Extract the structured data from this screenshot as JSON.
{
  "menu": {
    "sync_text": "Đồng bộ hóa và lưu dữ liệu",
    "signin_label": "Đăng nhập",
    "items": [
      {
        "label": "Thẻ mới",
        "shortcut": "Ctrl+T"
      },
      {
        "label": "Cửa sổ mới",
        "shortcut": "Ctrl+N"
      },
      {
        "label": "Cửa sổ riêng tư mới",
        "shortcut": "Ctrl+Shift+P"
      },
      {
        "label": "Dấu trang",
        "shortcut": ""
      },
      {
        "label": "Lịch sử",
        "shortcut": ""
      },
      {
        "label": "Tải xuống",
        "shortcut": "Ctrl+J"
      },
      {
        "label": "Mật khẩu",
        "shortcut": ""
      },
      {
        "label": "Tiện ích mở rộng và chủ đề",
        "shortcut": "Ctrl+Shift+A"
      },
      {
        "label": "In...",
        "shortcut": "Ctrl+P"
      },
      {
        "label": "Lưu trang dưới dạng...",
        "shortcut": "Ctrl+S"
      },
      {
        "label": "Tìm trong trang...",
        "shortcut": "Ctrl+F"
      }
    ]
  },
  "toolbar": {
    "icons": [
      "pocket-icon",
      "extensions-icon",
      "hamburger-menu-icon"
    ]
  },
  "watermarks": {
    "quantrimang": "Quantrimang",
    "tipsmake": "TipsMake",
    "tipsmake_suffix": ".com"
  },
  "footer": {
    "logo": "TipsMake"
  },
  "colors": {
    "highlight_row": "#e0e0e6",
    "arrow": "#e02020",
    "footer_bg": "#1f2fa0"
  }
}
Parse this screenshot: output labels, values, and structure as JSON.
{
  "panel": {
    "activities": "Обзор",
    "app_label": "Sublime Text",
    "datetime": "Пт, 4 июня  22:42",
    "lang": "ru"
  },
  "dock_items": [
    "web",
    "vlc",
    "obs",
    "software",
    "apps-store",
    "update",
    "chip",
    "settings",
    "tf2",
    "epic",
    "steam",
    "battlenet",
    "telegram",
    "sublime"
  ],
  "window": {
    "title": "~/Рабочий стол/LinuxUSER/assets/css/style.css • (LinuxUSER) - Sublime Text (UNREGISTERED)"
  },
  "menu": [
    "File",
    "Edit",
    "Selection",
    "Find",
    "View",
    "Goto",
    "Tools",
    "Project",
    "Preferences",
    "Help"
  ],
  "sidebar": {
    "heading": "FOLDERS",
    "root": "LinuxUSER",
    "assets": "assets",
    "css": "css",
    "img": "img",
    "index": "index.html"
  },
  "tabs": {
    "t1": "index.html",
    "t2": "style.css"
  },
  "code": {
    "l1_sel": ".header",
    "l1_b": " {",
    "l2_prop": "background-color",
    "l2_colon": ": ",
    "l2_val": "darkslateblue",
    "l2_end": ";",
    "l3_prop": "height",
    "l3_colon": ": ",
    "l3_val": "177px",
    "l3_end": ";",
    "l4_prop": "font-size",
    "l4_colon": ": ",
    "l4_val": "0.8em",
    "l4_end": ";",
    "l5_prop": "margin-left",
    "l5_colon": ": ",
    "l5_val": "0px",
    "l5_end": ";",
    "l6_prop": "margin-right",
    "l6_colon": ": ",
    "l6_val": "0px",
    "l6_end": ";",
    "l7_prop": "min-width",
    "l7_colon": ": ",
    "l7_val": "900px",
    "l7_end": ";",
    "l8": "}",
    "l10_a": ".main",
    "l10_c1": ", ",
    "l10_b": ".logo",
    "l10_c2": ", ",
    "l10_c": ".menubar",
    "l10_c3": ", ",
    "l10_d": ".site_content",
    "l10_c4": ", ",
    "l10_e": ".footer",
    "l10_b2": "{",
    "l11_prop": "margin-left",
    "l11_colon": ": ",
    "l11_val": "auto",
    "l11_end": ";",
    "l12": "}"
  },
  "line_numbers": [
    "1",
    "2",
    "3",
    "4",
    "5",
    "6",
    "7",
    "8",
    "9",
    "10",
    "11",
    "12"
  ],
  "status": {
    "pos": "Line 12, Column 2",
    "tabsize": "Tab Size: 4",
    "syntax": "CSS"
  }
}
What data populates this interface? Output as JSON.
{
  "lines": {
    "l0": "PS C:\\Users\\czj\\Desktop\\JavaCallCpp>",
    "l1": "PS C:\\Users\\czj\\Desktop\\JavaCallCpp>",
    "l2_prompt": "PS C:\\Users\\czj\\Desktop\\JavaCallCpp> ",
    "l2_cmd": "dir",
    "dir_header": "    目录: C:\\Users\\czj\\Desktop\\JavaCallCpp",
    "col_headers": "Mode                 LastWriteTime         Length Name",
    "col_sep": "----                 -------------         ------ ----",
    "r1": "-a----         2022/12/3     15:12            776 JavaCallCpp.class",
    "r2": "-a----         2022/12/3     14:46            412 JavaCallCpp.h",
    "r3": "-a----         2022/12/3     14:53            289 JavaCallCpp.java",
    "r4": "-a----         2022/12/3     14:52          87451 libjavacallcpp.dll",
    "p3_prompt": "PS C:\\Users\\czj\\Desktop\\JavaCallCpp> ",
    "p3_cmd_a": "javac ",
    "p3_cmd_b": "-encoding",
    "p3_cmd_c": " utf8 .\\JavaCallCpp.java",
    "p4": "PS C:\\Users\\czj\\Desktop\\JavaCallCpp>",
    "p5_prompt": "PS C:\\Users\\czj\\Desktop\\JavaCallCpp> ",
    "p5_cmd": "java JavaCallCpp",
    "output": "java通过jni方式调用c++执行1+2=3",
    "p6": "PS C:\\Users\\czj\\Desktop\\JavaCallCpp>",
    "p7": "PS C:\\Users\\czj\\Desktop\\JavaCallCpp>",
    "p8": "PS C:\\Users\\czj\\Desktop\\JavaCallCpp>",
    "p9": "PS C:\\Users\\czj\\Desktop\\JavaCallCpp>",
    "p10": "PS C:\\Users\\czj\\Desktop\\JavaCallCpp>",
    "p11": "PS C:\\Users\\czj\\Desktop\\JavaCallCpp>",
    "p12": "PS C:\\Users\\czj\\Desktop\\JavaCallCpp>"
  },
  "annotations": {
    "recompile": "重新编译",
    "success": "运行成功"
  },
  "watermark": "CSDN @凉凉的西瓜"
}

Requirements ▸ Each line above that holds the string "JSON" should be copied and shown.

Written answer ▸
Extract the structured data from this screenshot as JSON.
Parse this screenshot: output labels, values, and structure as JSON.
What data populates this interface? Output as JSON.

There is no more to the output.